• **GIVEN REQUEST**
Copy out these records, swapping every "data-point" for "marker" and keeping everything else the same.

'''

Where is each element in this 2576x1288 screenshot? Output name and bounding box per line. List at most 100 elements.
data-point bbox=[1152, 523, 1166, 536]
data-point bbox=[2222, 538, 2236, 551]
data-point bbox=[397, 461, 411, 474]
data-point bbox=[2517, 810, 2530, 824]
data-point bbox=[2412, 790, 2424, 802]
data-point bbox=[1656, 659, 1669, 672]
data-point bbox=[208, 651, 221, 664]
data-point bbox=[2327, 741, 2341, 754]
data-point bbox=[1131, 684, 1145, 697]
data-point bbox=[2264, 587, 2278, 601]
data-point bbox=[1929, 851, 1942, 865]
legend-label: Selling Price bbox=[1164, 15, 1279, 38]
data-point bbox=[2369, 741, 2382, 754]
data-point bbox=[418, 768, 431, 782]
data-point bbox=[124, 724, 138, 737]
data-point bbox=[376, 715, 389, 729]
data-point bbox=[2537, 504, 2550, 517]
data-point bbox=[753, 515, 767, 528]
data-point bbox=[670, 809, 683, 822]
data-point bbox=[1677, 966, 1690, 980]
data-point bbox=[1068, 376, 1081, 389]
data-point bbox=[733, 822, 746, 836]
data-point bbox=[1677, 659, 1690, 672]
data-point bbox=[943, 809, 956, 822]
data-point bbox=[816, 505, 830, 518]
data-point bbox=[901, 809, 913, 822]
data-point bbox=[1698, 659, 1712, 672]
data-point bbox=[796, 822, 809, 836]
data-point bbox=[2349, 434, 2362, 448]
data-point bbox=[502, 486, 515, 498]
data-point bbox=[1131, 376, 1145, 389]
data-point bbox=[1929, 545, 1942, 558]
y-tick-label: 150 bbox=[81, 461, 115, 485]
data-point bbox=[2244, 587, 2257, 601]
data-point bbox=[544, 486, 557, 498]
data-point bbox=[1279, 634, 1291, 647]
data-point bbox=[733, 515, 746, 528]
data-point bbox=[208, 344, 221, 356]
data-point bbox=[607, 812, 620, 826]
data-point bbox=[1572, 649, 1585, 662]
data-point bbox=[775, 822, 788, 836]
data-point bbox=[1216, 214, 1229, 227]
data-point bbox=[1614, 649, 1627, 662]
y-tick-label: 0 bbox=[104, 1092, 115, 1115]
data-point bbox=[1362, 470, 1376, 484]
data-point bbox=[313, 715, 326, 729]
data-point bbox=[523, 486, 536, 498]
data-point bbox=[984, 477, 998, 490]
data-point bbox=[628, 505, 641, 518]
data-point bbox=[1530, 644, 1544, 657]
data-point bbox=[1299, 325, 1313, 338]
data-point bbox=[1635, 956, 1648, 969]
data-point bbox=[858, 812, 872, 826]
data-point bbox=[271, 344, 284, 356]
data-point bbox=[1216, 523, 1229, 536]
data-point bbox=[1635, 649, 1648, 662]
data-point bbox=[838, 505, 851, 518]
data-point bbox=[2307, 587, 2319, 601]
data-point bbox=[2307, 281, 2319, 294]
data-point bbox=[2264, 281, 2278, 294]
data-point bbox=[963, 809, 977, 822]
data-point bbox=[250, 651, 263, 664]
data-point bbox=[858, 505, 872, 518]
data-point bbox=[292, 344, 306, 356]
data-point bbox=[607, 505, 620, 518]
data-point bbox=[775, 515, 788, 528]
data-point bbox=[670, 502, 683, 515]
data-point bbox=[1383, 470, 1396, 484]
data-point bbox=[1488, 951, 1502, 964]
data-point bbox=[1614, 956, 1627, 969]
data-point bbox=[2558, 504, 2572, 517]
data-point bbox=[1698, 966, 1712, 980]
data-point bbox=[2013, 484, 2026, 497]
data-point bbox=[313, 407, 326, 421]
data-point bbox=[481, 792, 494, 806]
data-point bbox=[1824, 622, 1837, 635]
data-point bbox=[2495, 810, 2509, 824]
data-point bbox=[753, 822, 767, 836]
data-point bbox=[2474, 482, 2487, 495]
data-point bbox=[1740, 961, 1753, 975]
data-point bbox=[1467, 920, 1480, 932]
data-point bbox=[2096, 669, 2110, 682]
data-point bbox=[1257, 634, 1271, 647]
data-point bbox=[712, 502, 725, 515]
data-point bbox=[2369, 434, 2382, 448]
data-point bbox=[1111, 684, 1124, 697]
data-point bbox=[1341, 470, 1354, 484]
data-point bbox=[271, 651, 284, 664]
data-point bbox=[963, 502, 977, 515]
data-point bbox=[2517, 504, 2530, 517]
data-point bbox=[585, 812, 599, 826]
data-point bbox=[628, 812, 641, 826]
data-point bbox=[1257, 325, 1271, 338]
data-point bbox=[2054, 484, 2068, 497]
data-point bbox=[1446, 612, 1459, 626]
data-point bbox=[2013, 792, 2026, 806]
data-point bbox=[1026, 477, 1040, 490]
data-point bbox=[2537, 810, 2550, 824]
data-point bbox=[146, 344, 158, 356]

'''

• **SOLUTION TO THE PROBLEM**
Where is each element in this 2576x1288 screenshot? Output name and bounding box per line. List at most 100 elements.
marker bbox=[1152, 523, 1166, 536]
marker bbox=[2222, 538, 2236, 551]
marker bbox=[397, 461, 411, 474]
marker bbox=[2517, 810, 2530, 824]
marker bbox=[2412, 790, 2424, 802]
marker bbox=[1656, 659, 1669, 672]
marker bbox=[208, 651, 221, 664]
marker bbox=[2327, 741, 2341, 754]
marker bbox=[1131, 684, 1145, 697]
marker bbox=[2264, 587, 2278, 601]
marker bbox=[1929, 851, 1942, 865]
legend-label: Selling Price bbox=[1164, 15, 1279, 38]
marker bbox=[2369, 741, 2382, 754]
marker bbox=[418, 768, 431, 782]
marker bbox=[124, 724, 138, 737]
marker bbox=[376, 715, 389, 729]
marker bbox=[2537, 504, 2550, 517]
marker bbox=[753, 515, 767, 528]
marker bbox=[670, 809, 683, 822]
marker bbox=[1677, 966, 1690, 980]
marker bbox=[1068, 376, 1081, 389]
marker bbox=[733, 822, 746, 836]
marker bbox=[1677, 659, 1690, 672]
marker bbox=[943, 809, 956, 822]
marker bbox=[816, 505, 830, 518]
marker bbox=[901, 809, 913, 822]
marker bbox=[1698, 659, 1712, 672]
marker bbox=[796, 822, 809, 836]
marker bbox=[2349, 434, 2362, 448]
marker bbox=[502, 486, 515, 498]
marker bbox=[1131, 376, 1145, 389]
marker bbox=[1929, 545, 1942, 558]
y-tick-label: 150 bbox=[81, 461, 115, 485]
marker bbox=[2244, 587, 2257, 601]
marker bbox=[544, 486, 557, 498]
marker bbox=[1279, 634, 1291, 647]
marker bbox=[733, 515, 746, 528]
marker bbox=[208, 344, 221, 356]
marker bbox=[607, 812, 620, 826]
marker bbox=[1572, 649, 1585, 662]
marker bbox=[775, 822, 788, 836]
marker bbox=[1216, 214, 1229, 227]
marker bbox=[1614, 649, 1627, 662]
y-tick-label: 0 bbox=[104, 1092, 115, 1115]
marker bbox=[1362, 470, 1376, 484]
marker bbox=[313, 715, 326, 729]
marker bbox=[523, 486, 536, 498]
marker bbox=[984, 477, 998, 490]
marker bbox=[628, 505, 641, 518]
marker bbox=[1530, 644, 1544, 657]
marker bbox=[1299, 325, 1313, 338]
marker bbox=[1635, 956, 1648, 969]
marker bbox=[858, 812, 872, 826]
marker bbox=[271, 344, 284, 356]
marker bbox=[1216, 523, 1229, 536]
marker bbox=[1635, 649, 1648, 662]
marker bbox=[838, 505, 851, 518]
marker bbox=[2307, 587, 2319, 601]
marker bbox=[2307, 281, 2319, 294]
marker bbox=[2264, 281, 2278, 294]
marker bbox=[963, 809, 977, 822]
marker bbox=[250, 651, 263, 664]
marker bbox=[858, 505, 872, 518]
marker bbox=[292, 344, 306, 356]
marker bbox=[607, 505, 620, 518]
marker bbox=[775, 515, 788, 528]
marker bbox=[670, 502, 683, 515]
marker bbox=[1383, 470, 1396, 484]
marker bbox=[1488, 951, 1502, 964]
marker bbox=[1614, 956, 1627, 969]
marker bbox=[2558, 504, 2572, 517]
marker bbox=[1698, 966, 1712, 980]
marker bbox=[2013, 484, 2026, 497]
marker bbox=[313, 407, 326, 421]
marker bbox=[481, 792, 494, 806]
marker bbox=[1824, 622, 1837, 635]
marker bbox=[2495, 810, 2509, 824]
marker bbox=[753, 822, 767, 836]
marker bbox=[2474, 482, 2487, 495]
marker bbox=[1740, 961, 1753, 975]
marker bbox=[1467, 920, 1480, 932]
marker bbox=[2096, 669, 2110, 682]
marker bbox=[1257, 634, 1271, 647]
marker bbox=[712, 502, 725, 515]
marker bbox=[2369, 434, 2382, 448]
marker bbox=[1111, 684, 1124, 697]
marker bbox=[1341, 470, 1354, 484]
marker bbox=[271, 651, 284, 664]
marker bbox=[963, 502, 977, 515]
marker bbox=[2517, 504, 2530, 517]
marker bbox=[585, 812, 599, 826]
marker bbox=[628, 812, 641, 826]
marker bbox=[1257, 325, 1271, 338]
marker bbox=[2054, 484, 2068, 497]
marker bbox=[1446, 612, 1459, 626]
marker bbox=[2013, 792, 2026, 806]
marker bbox=[1026, 477, 1040, 490]
marker bbox=[2537, 810, 2550, 824]
marker bbox=[146, 344, 158, 356]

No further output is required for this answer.